Dataset excerpt

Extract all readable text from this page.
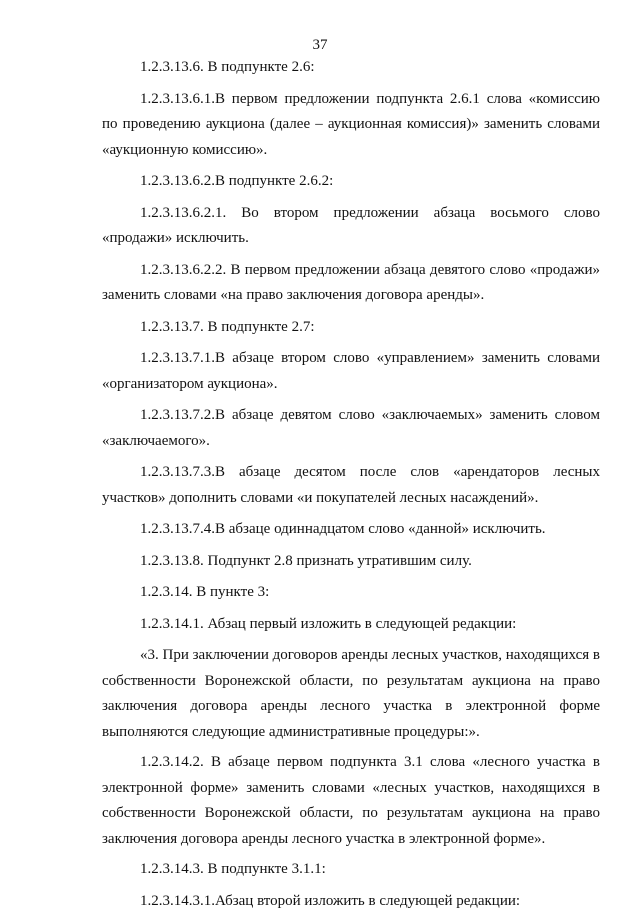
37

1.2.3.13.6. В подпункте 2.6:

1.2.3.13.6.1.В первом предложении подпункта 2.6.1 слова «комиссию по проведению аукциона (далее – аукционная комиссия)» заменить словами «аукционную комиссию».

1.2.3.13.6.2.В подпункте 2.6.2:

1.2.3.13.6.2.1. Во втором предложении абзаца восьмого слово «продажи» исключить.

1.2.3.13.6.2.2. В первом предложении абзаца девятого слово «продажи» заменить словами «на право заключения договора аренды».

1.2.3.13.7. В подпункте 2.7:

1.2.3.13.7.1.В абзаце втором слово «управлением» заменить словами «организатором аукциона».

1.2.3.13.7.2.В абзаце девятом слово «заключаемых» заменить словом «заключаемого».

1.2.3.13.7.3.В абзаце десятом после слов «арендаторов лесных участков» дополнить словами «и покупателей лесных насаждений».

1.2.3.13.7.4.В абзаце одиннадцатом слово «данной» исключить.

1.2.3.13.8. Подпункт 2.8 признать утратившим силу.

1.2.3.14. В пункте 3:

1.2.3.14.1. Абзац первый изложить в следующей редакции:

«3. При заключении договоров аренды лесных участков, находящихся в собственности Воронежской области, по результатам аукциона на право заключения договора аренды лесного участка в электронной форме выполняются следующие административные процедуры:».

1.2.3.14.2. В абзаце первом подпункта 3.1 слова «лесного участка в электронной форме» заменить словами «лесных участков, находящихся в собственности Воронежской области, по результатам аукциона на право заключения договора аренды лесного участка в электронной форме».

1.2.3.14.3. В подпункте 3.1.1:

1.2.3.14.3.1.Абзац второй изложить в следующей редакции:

* * *

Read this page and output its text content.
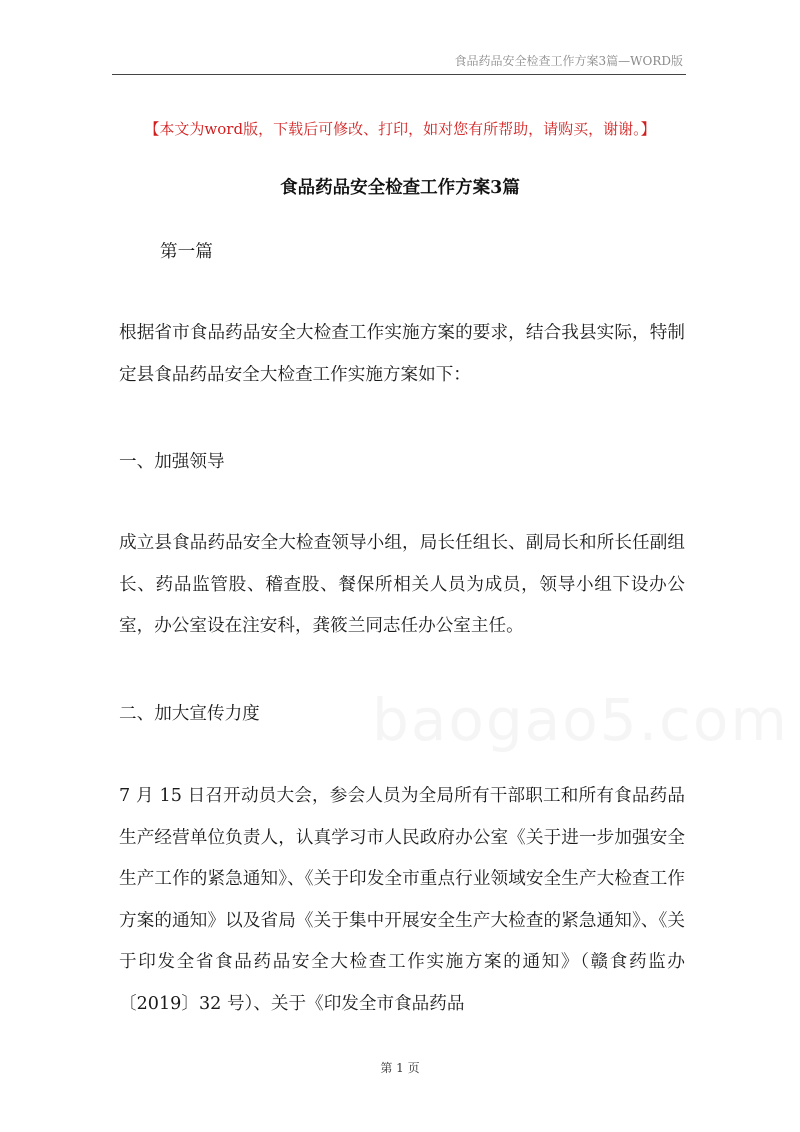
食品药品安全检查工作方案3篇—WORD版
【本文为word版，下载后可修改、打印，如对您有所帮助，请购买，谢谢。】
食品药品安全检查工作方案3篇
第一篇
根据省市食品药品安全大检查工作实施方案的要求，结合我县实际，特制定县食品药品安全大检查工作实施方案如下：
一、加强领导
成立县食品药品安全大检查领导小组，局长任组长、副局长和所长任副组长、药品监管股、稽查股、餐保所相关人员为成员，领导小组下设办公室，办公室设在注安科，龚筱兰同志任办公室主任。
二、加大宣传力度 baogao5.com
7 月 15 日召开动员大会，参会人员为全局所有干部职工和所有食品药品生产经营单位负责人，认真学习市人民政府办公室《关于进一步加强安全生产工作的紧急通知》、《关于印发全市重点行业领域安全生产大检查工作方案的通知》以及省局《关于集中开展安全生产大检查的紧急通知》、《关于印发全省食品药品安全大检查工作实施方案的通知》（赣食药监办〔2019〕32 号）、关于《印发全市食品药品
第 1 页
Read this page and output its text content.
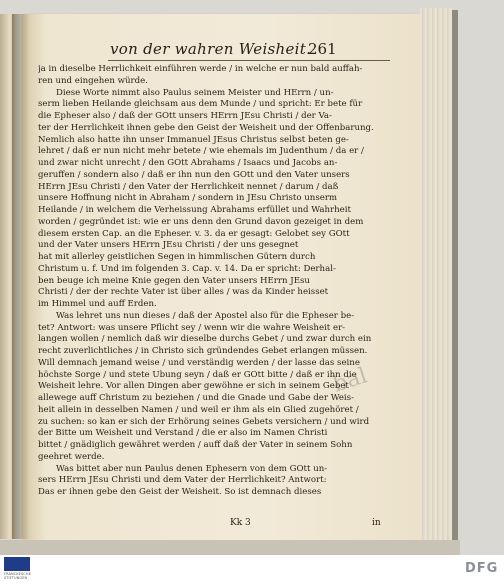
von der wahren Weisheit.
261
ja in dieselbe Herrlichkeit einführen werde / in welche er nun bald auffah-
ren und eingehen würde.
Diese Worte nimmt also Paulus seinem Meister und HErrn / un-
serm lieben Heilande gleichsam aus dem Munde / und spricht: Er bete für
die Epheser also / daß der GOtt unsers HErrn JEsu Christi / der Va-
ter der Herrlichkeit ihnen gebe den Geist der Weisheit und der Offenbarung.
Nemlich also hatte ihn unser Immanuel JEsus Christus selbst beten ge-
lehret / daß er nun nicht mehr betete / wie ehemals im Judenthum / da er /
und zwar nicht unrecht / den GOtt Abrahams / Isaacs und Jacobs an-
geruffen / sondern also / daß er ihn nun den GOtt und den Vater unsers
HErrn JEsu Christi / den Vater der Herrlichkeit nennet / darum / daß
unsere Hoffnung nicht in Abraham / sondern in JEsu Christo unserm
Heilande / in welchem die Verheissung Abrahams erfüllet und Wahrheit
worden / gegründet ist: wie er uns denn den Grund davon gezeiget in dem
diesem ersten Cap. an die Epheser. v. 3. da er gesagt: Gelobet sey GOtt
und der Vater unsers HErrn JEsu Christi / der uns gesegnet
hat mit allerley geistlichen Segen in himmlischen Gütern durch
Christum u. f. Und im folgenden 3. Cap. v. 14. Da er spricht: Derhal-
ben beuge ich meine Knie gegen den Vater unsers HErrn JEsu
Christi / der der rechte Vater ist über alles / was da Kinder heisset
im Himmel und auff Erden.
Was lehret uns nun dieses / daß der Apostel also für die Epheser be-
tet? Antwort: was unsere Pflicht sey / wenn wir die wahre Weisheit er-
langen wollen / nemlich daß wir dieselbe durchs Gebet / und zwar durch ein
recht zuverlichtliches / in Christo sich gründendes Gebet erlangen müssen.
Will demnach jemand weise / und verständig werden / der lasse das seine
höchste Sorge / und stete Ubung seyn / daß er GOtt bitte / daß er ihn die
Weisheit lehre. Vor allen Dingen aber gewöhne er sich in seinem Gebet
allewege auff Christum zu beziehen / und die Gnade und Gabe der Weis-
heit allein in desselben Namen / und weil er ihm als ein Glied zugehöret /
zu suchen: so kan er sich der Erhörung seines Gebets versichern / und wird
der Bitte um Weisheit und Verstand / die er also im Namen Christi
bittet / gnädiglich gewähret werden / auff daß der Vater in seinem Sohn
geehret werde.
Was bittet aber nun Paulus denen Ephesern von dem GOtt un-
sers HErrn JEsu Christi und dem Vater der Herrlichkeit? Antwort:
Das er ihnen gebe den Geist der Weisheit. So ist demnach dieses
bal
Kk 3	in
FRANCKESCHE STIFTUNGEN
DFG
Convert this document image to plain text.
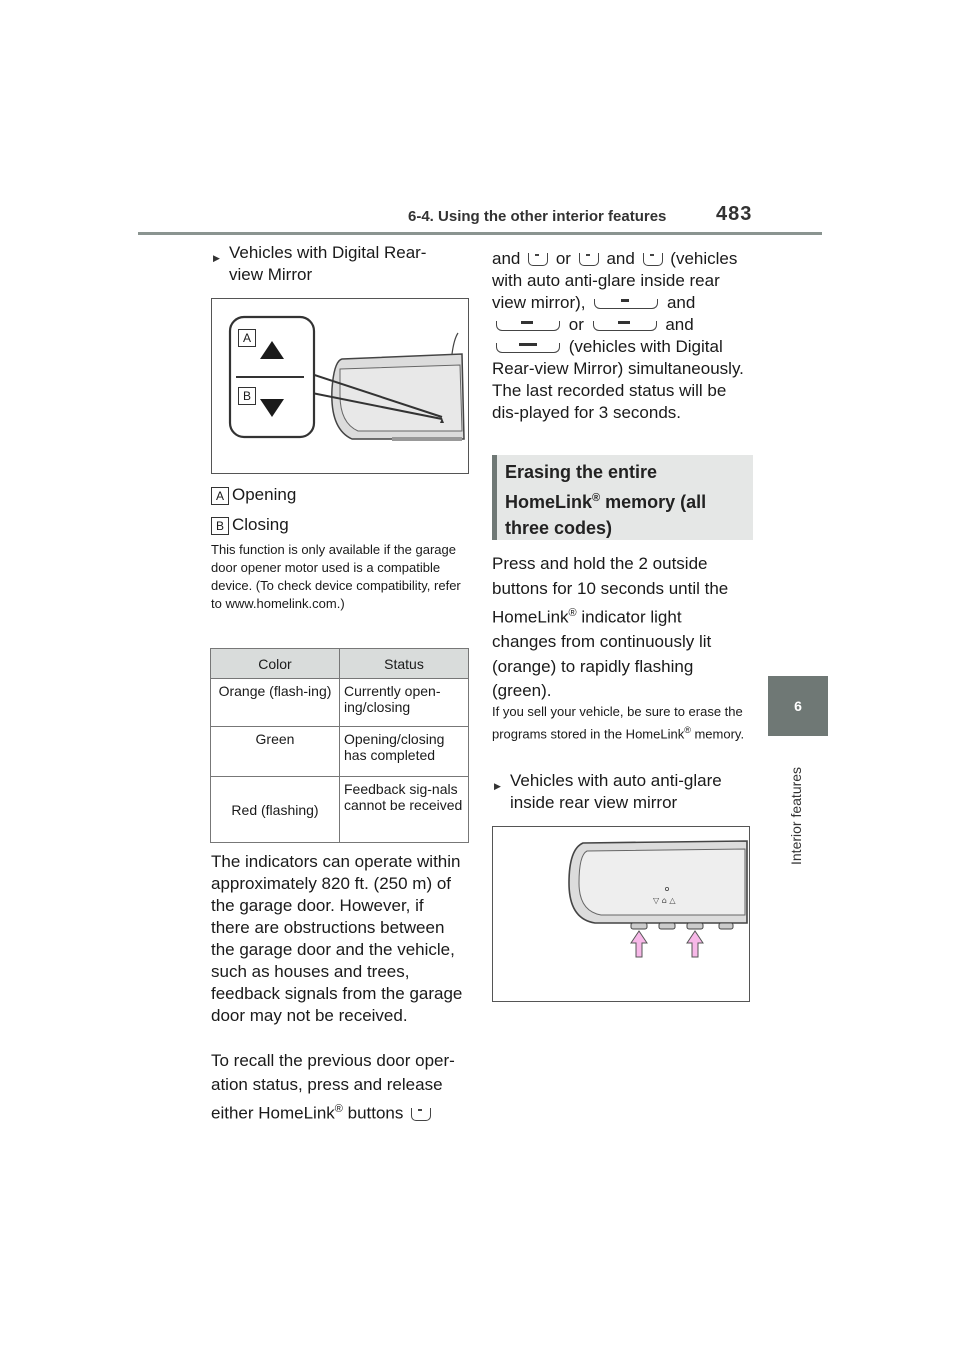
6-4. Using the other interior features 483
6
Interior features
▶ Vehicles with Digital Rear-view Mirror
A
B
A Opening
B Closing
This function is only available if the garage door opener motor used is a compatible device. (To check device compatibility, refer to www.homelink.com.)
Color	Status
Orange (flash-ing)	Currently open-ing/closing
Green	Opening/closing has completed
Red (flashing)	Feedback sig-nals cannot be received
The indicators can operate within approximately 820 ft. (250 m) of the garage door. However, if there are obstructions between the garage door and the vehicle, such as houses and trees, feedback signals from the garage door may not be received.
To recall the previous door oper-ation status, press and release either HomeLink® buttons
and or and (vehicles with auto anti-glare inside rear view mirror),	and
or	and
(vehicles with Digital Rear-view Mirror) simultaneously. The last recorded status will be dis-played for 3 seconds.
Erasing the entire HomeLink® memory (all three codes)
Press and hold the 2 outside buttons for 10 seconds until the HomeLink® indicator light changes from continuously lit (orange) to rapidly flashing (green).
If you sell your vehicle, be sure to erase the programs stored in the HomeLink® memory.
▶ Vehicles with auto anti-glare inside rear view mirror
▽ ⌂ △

* * *

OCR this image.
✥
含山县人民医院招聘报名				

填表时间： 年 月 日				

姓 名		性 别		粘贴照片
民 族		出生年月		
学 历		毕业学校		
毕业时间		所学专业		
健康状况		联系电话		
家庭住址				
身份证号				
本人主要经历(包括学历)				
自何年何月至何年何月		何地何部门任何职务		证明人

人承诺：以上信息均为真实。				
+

### AIM OF THE EXERCISE
Gather up every line from the listing above in which the word "Digital" occurs.

### EXERCISE ANSWER
▶ Vehicles with Digital Rear-view Mirror
(vehicles with Digital Rear-view Mirror) simultaneously. The last recorded status will be dis-played for 3 seconds.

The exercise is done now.